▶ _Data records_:
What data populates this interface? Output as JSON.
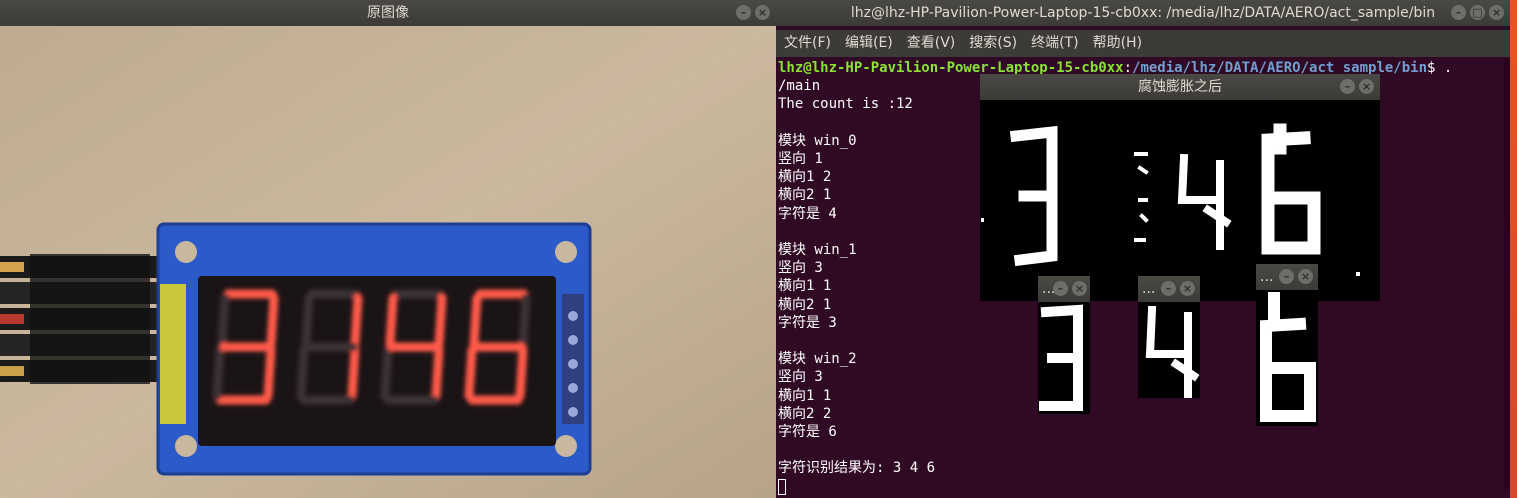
{
  "image_window": {
    "title": "原图像",
    "display_digits": [
      "3",
      "1",
      "4",
      "6"
    ]
  },
  "terminal": {
    "title": "lhz@lhz-HP-Pavilion-Power-Laptop-15-cb0xx: /media/lhz/DATA/AERO/act_sample/bin",
    "menu": [
      "文件(F)",
      "编辑(E)",
      "查看(V)",
      "搜索(S)",
      "终端(T)",
      "帮助(H)"
    ],
    "prompt_user": "lhz@lhz-HP-Pavilion-Power-Laptop-15-cb0xx",
    "prompt_sep": ":",
    "prompt_path": "/media/lhz/DATA/AERO/act_sample/bin",
    "prompt_tail": "$ .",
    "command_cont": "/main",
    "count_line": "The count is :12",
    "blocks": [
      {
        "header": "模块 win_0",
        "v": "竖向 1",
        "h1": "横向1 2",
        "h2": "横向2 1",
        "char": "字符是 4"
      },
      {
        "header": "模块 win_1",
        "v": "竖向 3",
        "h1": "横向1 1",
        "h2": "横向2 1",
        "char": "字符是 3"
      },
      {
        "header": "模块 win_2",
        "v": "竖向 3",
        "h1": "横向1 1",
        "h2": "横向2 2",
        "char": "字符是 6"
      }
    ],
    "result_line": "字符识别结果为: 3 4 6"
  },
  "erode_window": {
    "title": "腐蚀膨胀之后"
  },
  "digit_windows": [
    {
      "title": "...",
      "digit": "3"
    },
    {
      "title": "...",
      "digit": "4"
    },
    {
      "title": "...",
      "digit": "6"
    }
  ],
  "icons": {
    "minimize": "minimize-icon",
    "close": "close-icon"
  },
  "colors": {
    "terminal_bg": "#300a24",
    "prompt_user": "#8ae234",
    "prompt_path": "#729fcf",
    "led_red": "#ff5a4a",
    "board_blue": "#2c5ac9"
  }
}
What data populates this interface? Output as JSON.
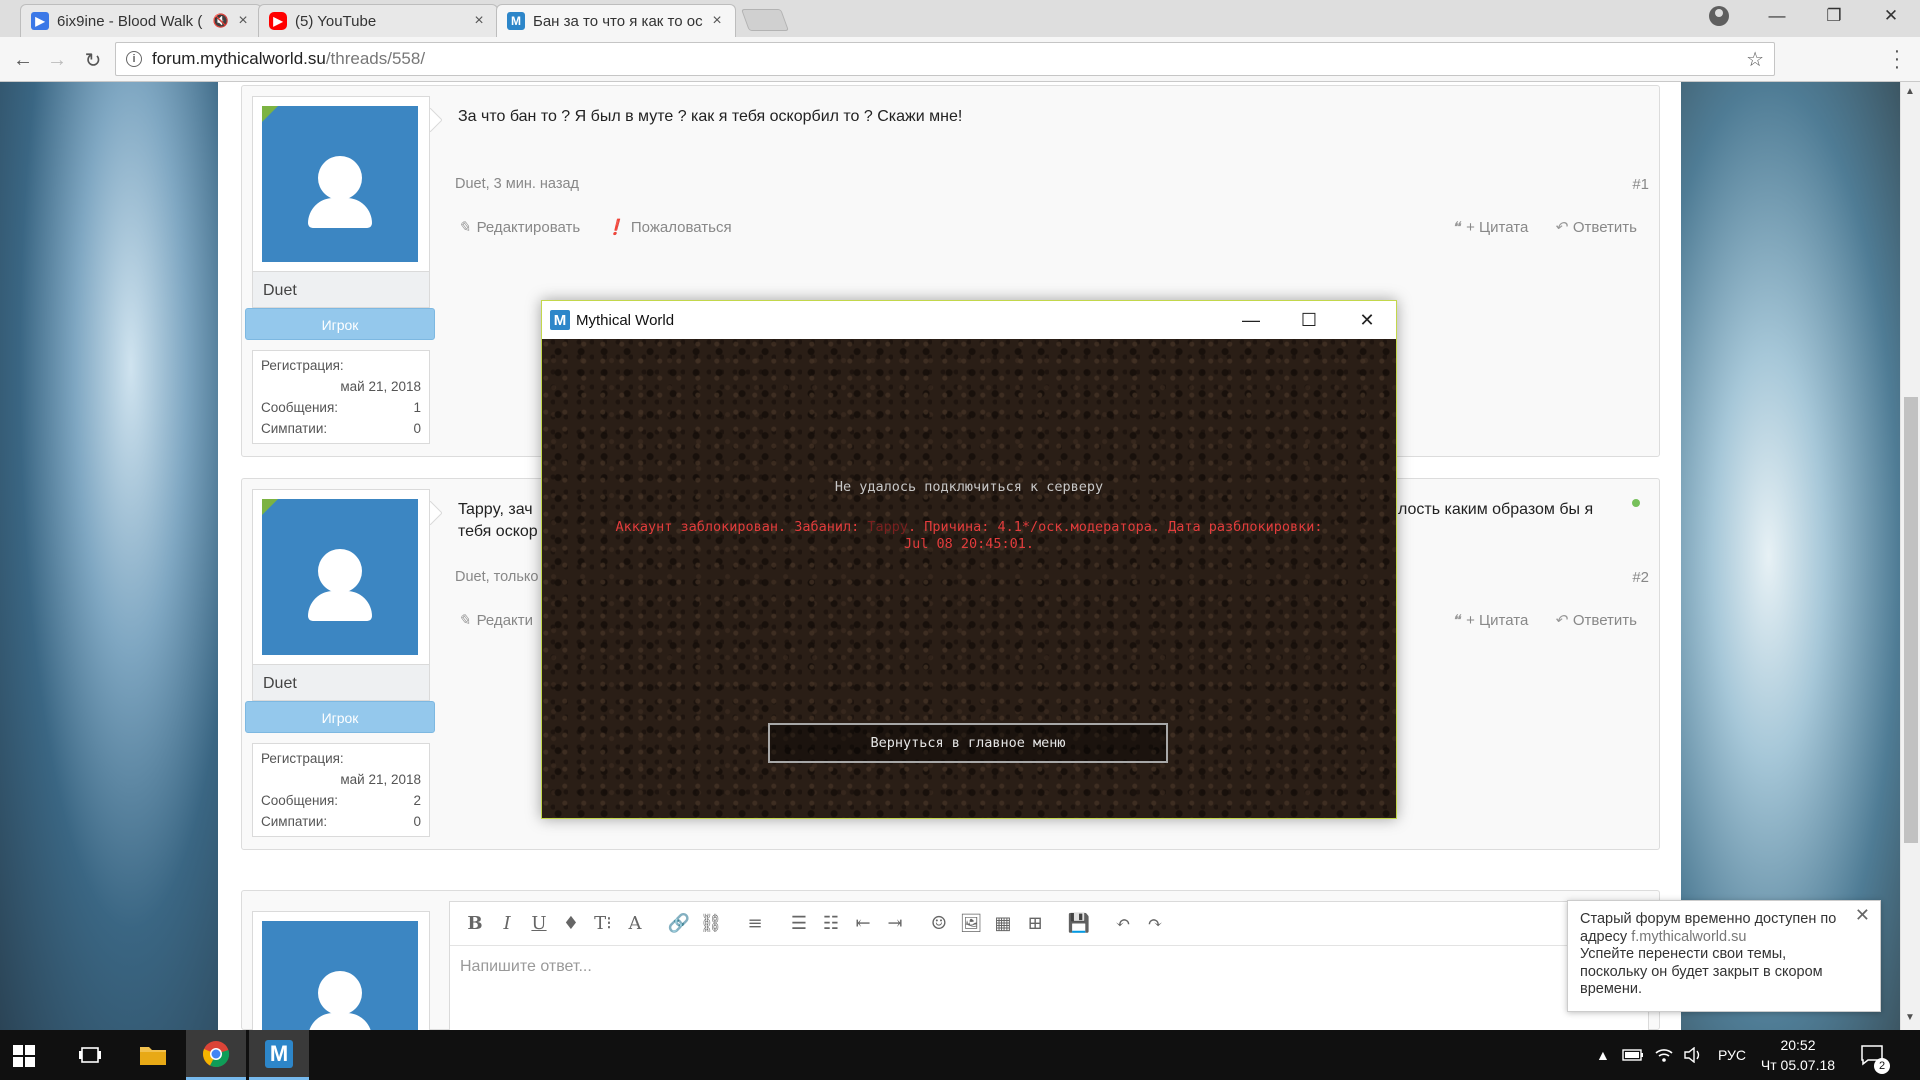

▶ _Required task_:
Every line above should be returned word for word, with the pictures left behind.

▶ _Task output_:
What data populates this interface? Output as JSON.
{
  "image_window": {
    "title": "原图像",
    "display_digits": [
      "3",
      "1",
      "4",
      "6"
    ]
  },
  "terminal": {
    "title": "lhz@lhz-HP-Pavilion-Power-Laptop-15-cb0xx: /media/lhz/DATA/AERO/act_sample/bin",
    "menu": [
      "文件(F)",
      "编辑(E)",
      "查看(V)",
      "搜索(S)",
      "终端(T)",
      "帮助(H)"
    ],
    "prompt_user": "lhz@lhz-HP-Pavilion-Power-Laptop-15-cb0xx",
    "prompt_sep": ":",
    "prompt_path": "/media/lhz/DATA/AERO/act_sample/bin",
    "prompt_tail": "$ .",
    "command_cont": "/main",
    "count_line": "The count is :12",
    "blocks": [
      {
        "header": "模块 win_0",
        "v": "竖向 1",
        "h1": "横向1 2",
        "h2": "横向2 1",
        "char": "字符是 4"
      },
      {
        "header": "模块 win_1",
        "v": "竖向 3",
        "h1": "横向1 1",
        "h2": "横向2 1",
        "char": "字符是 3"
      },
      {
        "header": "模块 win_2",
        "v": "竖向 3",
        "h1": "横向1 1",
        "h2": "横向2 2",
        "char": "字符是 6"
      }
    ],
    "result_line": "字符识别结果为: 3 4 6"
  },
  "erode_window": {
    "title": "腐蚀膨胀之后"
  },
  "digit_windows": [
    {
      "title": "...",
      "digit": "3"
    },
    {
      "title": "...",
      "digit": "4"
    },
    {
      "title": "...",
      "digit": "6"
    }
  ],
  "icons": {
    "minimize": "minimize-icon",
    "close": "close-icon"
  },
  "colors": {
    "terminal_bg": "#300a24",
    "prompt_user": "#8ae234",
    "prompt_path": "#729fcf",
    "led_red": "#ff5a4a",
    "board_blue": "#2c5ac9"
  }
}
What data populates this interface? Output as JSON.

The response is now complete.